> [TASK TO COMPLETE] Without the pictures, give the entries below again exactly as written.
..........
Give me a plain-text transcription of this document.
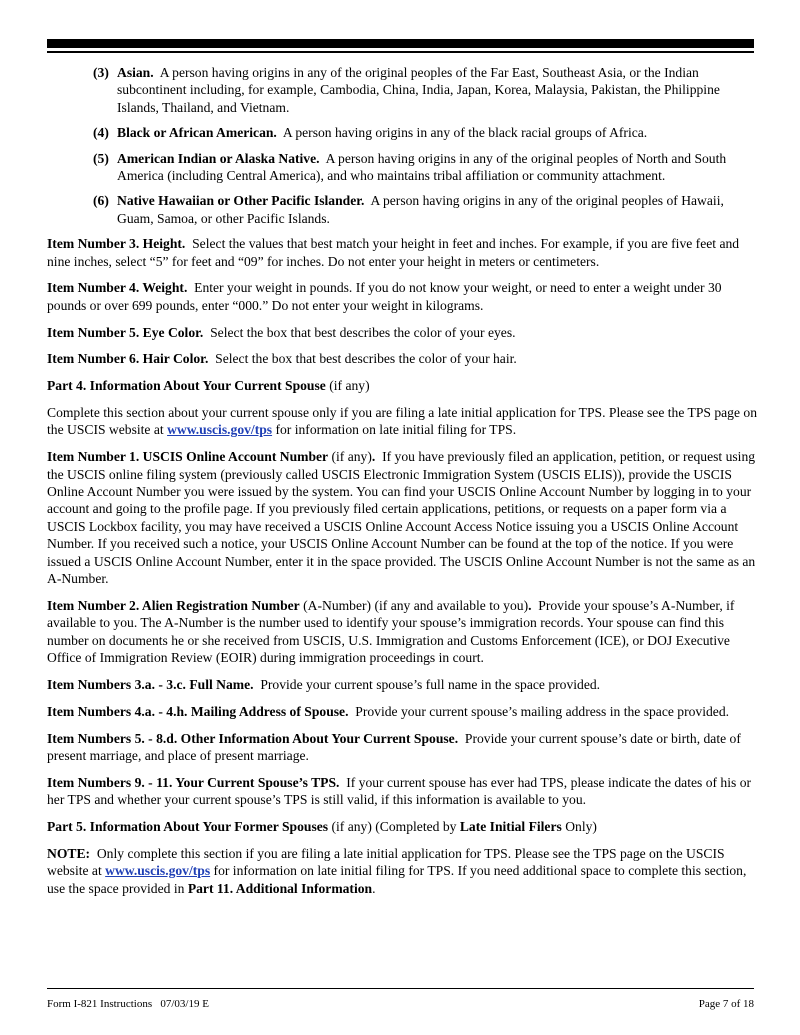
(3) Asian. A person having origins in any of the original peoples of the Far East, Southeast Asia, or the Indian subcontinent including, for example, Cambodia, China, India, Japan, Korea, Malaysia, Pakistan, the Philippine Islands, Thailand, and Vietnam.
(4) Black or African American. A person having origins in any of the black racial groups of Africa.
(5) American Indian or Alaska Native. A person having origins in any of the original peoples of North and South America (including Central America), and who maintains tribal affiliation or community attachment.
(6) Native Hawaiian or Other Pacific Islander. A person having origins in any of the original peoples of Hawaii, Guam, Samoa, or other Pacific Islands.

Item Number 3. Height. Select the values that best match your height in feet and inches. For example, if you are five feet and nine inches, select “5” for feet and “09” for inches. Do not enter your height in meters or centimeters.

Item Number 4. Weight. Enter your weight in pounds. If you do not know your weight, or need to enter a weight under 30 pounds or over 699 pounds, enter “000.” Do not enter your weight in kilograms.

Item Number 5. Eye Color. Select the box that best describes the color of your eyes.

Item Number 6. Hair Color. Select the box that best describes the color of your hair.

Part 4. Information About Your Current Spouse (if any)

Complete this section about your current spouse only if you are filing a late initial application for TPS. Please see the TPS page on the USCIS website at www.uscis.gov/tps for information on late initial filing for TPS.

Item Number 1. USCIS Online Account Number (if any). If you have previously filed an application, petition, or request using the USCIS online filing system (previously called USCIS Electronic Immigration System (USCIS ELIS)), provide the USCIS Online Account Number you were issued by the system. You can find your USCIS Online Account Number by logging in to your account and going to the profile page. If you previously filed certain applications, petitions, or requests on a paper form via a USCIS Lockbox facility, you may have received a USCIS Online Account Access Notice issuing you a USCIS Online Account Number. If you received such a notice, your USCIS Online Account Number can be found at the top of the notice. If you were issued a USCIS Online Account Number, enter it in the space provided. The USCIS Online Account Number is not the same as an A-Number.

Item Number 2. Alien Registration Number (A-Number) (if any and available to you). Provide your spouse’s A-Number, if available to you. The A-Number is the number used to identify your spouse’s immigration records. Your spouse can find this number on documents he or she received from USCIS, U.S. Immigration and Customs Enforcement (ICE), or DOJ Executive Office of Immigration Review (EOIR) during immigration proceedings in court.

Item Numbers 3.a. - 3.c. Full Name. Provide your current spouse’s full name in the space provided.

Item Numbers 4.a. - 4.h. Mailing Address of Spouse. Provide your current spouse’s mailing address in the space provided.

Item Numbers 5. - 8.d. Other Information About Your Current Spouse. Provide your current spouse’s date or birth, date of present marriage, and place of present marriage.

Item Numbers 9. - 11. Your Current Spouse’s TPS. If your current spouse has ever had TPS, please indicate the dates of his or her TPS and whether your current spouse’s TPS is still valid, if this information is available to you.

Part 5. Information About Your Former Spouses (if any) (Completed by Late Initial Filers Only)

NOTE: Only complete this section if you are filing a late initial application for TPS. Please see the TPS page on the USCIS website at www.uscis.gov/tps for information on late initial filing for TPS. If you need additional space to complete this section, use the space provided in Part 11. Additional Information.

Form I-821 Instructions   07/03/19 E	Page 7 of 18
..........
> [ANSWER IN FULL]
Give me a plain-text transcription of this document.
(3) Asian. A person having origins in any of the original peoples of the Far East, Southeast Asia, or the Indian subcontinent including, for example, Cambodia, China, India, Japan, Korea, Malaysia, Pakistan, the Philippine Islands, Thailand, and Vietnam.
(4) Black or African American. A person having origins in any of the black racial groups of Africa.
(5) American Indian or Alaska Native. A person having origins in any of the original peoples of North and South America (including Central America), and who maintains tribal affiliation or community attachment.
(6) Native Hawaiian or Other Pacific Islander. A person having origins in any of the original peoples of Hawaii, Guam, Samoa, or other Pacific Islands.

Item Number 3. Height. Select the values that best match your height in feet and inches. For example, if you are five feet and nine inches, select “5” for feet and “09” for inches. Do not enter your height in meters or centimeters.

Item Number 4. Weight. Enter your weight in pounds. If you do not know your weight, or need to enter a weight under 30 pounds or over 699 pounds, enter “000.” Do not enter your weight in kilograms.

Item Number 5. Eye Color. Select the box that best describes the color of your eyes.

Item Number 6. Hair Color. Select the box that best describes the color of your hair.

Part 4. Information About Your Current Spouse (if any)

Complete this section about your current spouse only if you are filing a late initial application for TPS. Please see the TPS page on the USCIS website at www.uscis.gov/tps for information on late initial filing for TPS.

Item Number 1. USCIS Online Account Number (if any). If you have previously filed an application, petition, or request using the USCIS online filing system (previously called USCIS Electronic Immigration System (USCIS ELIS)), provide the USCIS Online Account Number you were issued by the system. You can find your USCIS Online Account Number by logging in to your account and going to the profile page. If you previously filed certain applications, petitions, or requests on a paper form via a USCIS Lockbox facility, you may have received a USCIS Online Account Access Notice issuing you a USCIS Online Account Number. If you received such a notice, your USCIS Online Account Number can be found at the top of the notice. If you were issued a USCIS Online Account Number, enter it in the space provided. The USCIS Online Account Number is not the same as an A-Number.

Item Number 2. Alien Registration Number (A-Number) (if any and available to you). Provide your spouse’s A-Number, if available to you. The A-Number is the number used to identify your spouse’s immigration records. Your spouse can find this number on documents he or she received from USCIS, U.S. Immigration and Customs Enforcement (ICE), or DOJ Executive Office of Immigration Review (EOIR) during immigration proceedings in court.

Item Numbers 3.a. - 3.c. Full Name. Provide your current spouse’s full name in the space provided.

Item Numbers 4.a. - 4.h. Mailing Address of Spouse. Provide your current spouse’s mailing address in the space provided.

Item Numbers 5. - 8.d. Other Information About Your Current Spouse. Provide your current spouse’s date or birth, date of present marriage, and place of present marriage.

Item Numbers 9. - 11. Your Current Spouse’s TPS. If your current spouse has ever had TPS, please indicate the dates of his or her TPS and whether your current spouse’s TPS is still valid, if this information is available to you.

Part 5. Information About Your Former Spouses (if any) (Completed by Late Initial Filers Only)

NOTE: Only complete this section if you are filing a late initial application for TPS. Please see the TPS page on the USCIS website at www.uscis.gov/tps for information on late initial filing for TPS. If you need additional space to complete this section, use the space provided in Part 11. Additional Information.

Form I-821 Instructions   07/03/19 E	Page 7 of 18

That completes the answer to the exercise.